[Dataset entries on figures]
[BEGIN]
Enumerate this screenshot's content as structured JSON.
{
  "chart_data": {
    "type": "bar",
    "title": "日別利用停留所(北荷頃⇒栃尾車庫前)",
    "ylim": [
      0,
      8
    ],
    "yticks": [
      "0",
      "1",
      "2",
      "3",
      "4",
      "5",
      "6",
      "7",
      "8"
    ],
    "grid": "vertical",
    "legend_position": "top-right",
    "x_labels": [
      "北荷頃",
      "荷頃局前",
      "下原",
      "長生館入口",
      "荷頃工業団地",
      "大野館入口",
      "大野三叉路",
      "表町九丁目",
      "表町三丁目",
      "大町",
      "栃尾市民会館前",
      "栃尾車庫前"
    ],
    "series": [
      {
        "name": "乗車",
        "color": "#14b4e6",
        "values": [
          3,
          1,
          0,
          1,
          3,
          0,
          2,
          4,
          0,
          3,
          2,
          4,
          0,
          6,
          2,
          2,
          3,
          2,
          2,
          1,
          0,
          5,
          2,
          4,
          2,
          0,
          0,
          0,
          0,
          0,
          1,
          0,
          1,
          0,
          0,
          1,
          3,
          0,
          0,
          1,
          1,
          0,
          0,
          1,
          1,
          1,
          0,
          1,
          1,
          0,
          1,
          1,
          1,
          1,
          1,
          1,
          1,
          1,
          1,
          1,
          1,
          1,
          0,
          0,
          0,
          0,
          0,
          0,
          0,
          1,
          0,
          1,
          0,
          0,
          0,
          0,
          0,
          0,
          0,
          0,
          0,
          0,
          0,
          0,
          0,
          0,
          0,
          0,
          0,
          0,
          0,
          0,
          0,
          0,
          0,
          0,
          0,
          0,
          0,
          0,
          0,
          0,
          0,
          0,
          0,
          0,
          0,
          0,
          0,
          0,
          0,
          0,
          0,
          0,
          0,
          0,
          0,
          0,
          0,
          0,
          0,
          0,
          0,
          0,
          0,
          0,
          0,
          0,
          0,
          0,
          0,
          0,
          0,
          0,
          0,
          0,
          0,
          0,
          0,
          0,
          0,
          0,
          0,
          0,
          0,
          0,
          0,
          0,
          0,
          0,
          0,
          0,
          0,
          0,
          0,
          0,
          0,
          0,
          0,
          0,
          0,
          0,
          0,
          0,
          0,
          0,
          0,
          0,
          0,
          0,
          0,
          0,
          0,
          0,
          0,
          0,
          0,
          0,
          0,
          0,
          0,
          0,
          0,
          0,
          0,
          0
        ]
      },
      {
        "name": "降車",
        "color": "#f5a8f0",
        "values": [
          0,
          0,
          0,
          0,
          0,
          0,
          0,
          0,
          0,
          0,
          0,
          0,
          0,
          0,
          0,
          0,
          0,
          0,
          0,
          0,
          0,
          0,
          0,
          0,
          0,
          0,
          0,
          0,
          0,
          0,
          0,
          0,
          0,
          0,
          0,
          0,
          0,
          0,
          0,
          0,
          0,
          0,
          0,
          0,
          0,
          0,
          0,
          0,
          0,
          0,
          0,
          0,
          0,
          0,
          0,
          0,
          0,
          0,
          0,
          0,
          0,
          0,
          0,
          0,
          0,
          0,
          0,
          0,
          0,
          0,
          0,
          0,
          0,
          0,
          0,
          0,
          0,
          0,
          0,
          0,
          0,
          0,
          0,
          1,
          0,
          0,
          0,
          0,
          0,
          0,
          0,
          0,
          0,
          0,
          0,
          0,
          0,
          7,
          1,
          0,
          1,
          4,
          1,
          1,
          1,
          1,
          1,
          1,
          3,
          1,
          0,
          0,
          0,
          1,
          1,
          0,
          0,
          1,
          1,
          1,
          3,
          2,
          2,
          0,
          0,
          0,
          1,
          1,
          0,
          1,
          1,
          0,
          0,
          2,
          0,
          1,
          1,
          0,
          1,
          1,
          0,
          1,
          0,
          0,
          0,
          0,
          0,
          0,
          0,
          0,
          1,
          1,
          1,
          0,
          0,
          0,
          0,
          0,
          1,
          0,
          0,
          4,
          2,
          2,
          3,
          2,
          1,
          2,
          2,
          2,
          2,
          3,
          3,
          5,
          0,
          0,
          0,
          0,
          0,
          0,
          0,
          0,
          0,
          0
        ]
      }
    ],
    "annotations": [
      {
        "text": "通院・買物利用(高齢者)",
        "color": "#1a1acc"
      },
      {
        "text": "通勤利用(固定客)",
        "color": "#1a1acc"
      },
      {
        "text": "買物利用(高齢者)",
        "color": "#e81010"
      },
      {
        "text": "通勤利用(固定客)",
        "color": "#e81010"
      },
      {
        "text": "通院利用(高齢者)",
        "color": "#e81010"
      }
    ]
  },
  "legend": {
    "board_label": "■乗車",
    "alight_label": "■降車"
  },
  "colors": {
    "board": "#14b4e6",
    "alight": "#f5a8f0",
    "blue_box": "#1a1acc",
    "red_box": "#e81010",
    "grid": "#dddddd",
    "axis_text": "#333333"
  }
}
[END]
#### [TASK TO COMPLETE]
Repeat the records above exactly, leaving none out.

#### [EXERCISE OUTPUT]
Enumerate this screenshot's content as structured JSON.
{
  "chart_data": {
    "type": "bar",
    "title": "日別利用停留所(北荷頃⇒栃尾車庫前)",
    "ylim": [
      0,
      8
    ],
    "yticks": [
      "0",
      "1",
      "2",
      "3",
      "4",
      "5",
      "6",
      "7",
      "8"
    ],
    "grid": "vertical",
    "legend_position": "top-right",
    "x_labels": [
      "北荷頃",
      "荷頃局前",
      "下原",
      "長生館入口",
      "荷頃工業団地",
      "大野館入口",
      "大野三叉路",
      "表町九丁目",
      "表町三丁目",
      "大町",
      "栃尾市民会館前",
      "栃尾車庫前"
    ],
    "series": [
      {
        "name": "乗車",
        "color": "#14b4e6",
        "values": [
          3,
          1,
          0,
          1,
          3,
          0,
          2,
          4,
          0,
          3,
          2,
          4,
          0,
          6,
          2,
          2,
          3,
          2,
          2,
          1,
          0,
          5,
          2,
          4,
          2,
          0,
          0,
          0,
          0,
          0,
          1,
          0,
          1,
          0,
          0,
          1,
          3,
          0,
          0,
          1,
          1,
          0,
          0,
          1,
          1,
          1,
          0,
          1,
          1,
          0,
          1,
          1,
          1,
          1,
          1,
          1,
          1,
          1,
          1,
          1,
          1,
          1,
          0,
          0,
          0,
          0,
          0,
          0,
          0,
          1,
          0,
          1,
          0,
          0,
          0,
          0,
          0,
          0,
          0,
          0,
          0,
          0,
          0,
          0,
          0,
          0,
          0,
          0,
          0,
          0,
          0,
          0,
          0,
          0,
          0,
          0,
          0,
          0,
          0,
          0,
          0,
          0,
          0,
          0,
          0,
          0,
          0,
          0,
          0,
          0,
          0,
          0,
          0,
          0,
          0,
          0,
          0,
          0,
          0,
          0,
          0,
          0,
          0,
          0,
          0,
          0,
          0,
          0,
          0,
          0,
          0,
          0,
          0,
          0,
          0,
          0,
          0,
          0,
          0,
          0,
          0,
          0,
          0,
          0,
          0,
          0,
          0,
          0,
          0,
          0,
          0,
          0,
          0,
          0,
          0,
          0,
          0,
          0,
          0,
          0,
          0,
          0,
          0,
          0,
          0,
          0,
          0,
          0,
          0,
          0,
          0,
          0,
          0,
          0,
          0,
          0,
          0,
          0,
          0,
          0,
          0,
          0,
          0,
          0,
          0,
          0
        ]
      },
      {
        "name": "降車",
        "color": "#f5a8f0",
        "values": [
          0,
          0,
          0,
          0,
          0,
          0,
          0,
          0,
          0,
          0,
          0,
          0,
          0,
          0,
          0,
          0,
          0,
          0,
          0,
          0,
          0,
          0,
          0,
          0,
          0,
          0,
          0,
          0,
          0,
          0,
          0,
          0,
          0,
          0,
          0,
          0,
          0,
          0,
          0,
          0,
          0,
          0,
          0,
          0,
          0,
          0,
          0,
          0,
          0,
          0,
          0,
          0,
          0,
          0,
          0,
          0,
          0,
          0,
          0,
          0,
          0,
          0,
          0,
          0,
          0,
          0,
          0,
          0,
          0,
          0,
          0,
          0,
          0,
          0,
          0,
          0,
          0,
          0,
          0,
          0,
          0,
          0,
          0,
          1,
          0,
          0,
          0,
          0,
          0,
          0,
          0,
          0,
          0,
          0,
          0,
          0,
          0,
          7,
          1,
          0,
          1,
          4,
          1,
          1,
          1,
          1,
          1,
          1,
          3,
          1,
          0,
          0,
          0,
          1,
          1,
          0,
          0,
          1,
          1,
          1,
          3,
          2,
          2,
          0,
          0,
          0,
          1,
          1,
          0,
          1,
          1,
          0,
          0,
          2,
          0,
          1,
          1,
          0,
          1,
          1,
          0,
          1,
          0,
          0,
          0,
          0,
          0,
          0,
          0,
          0,
          1,
          1,
          1,
          0,
          0,
          0,
          0,
          0,
          1,
          0,
          0,
          4,
          2,
          2,
          3,
          2,
          1,
          2,
          2,
          2,
          2,
          3,
          3,
          5,
          0,
          0,
          0,
          0,
          0,
          0,
          0,
          0,
          0,
          0
        ]
      }
    ],
    "annotations": [
      {
        "text": "通院・買物利用(高齢者)",
        "color": "#1a1acc"
      },
      {
        "text": "通勤利用(固定客)",
        "color": "#1a1acc"
      },
      {
        "text": "買物利用(高齢者)",
        "color": "#e81010"
      },
      {
        "text": "通勤利用(固定客)",
        "color": "#e81010"
      },
      {
        "text": "通院利用(高齢者)",
        "color": "#e81010"
      }
    ]
  },
  "legend": {
    "board_label": "■乗車",
    "alight_label": "■降車"
  },
  "colors": {
    "board": "#14b4e6",
    "alight": "#f5a8f0",
    "blue_box": "#1a1acc",
    "red_box": "#e81010",
    "grid": "#dddddd",
    "axis_text": "#333333"
  }
}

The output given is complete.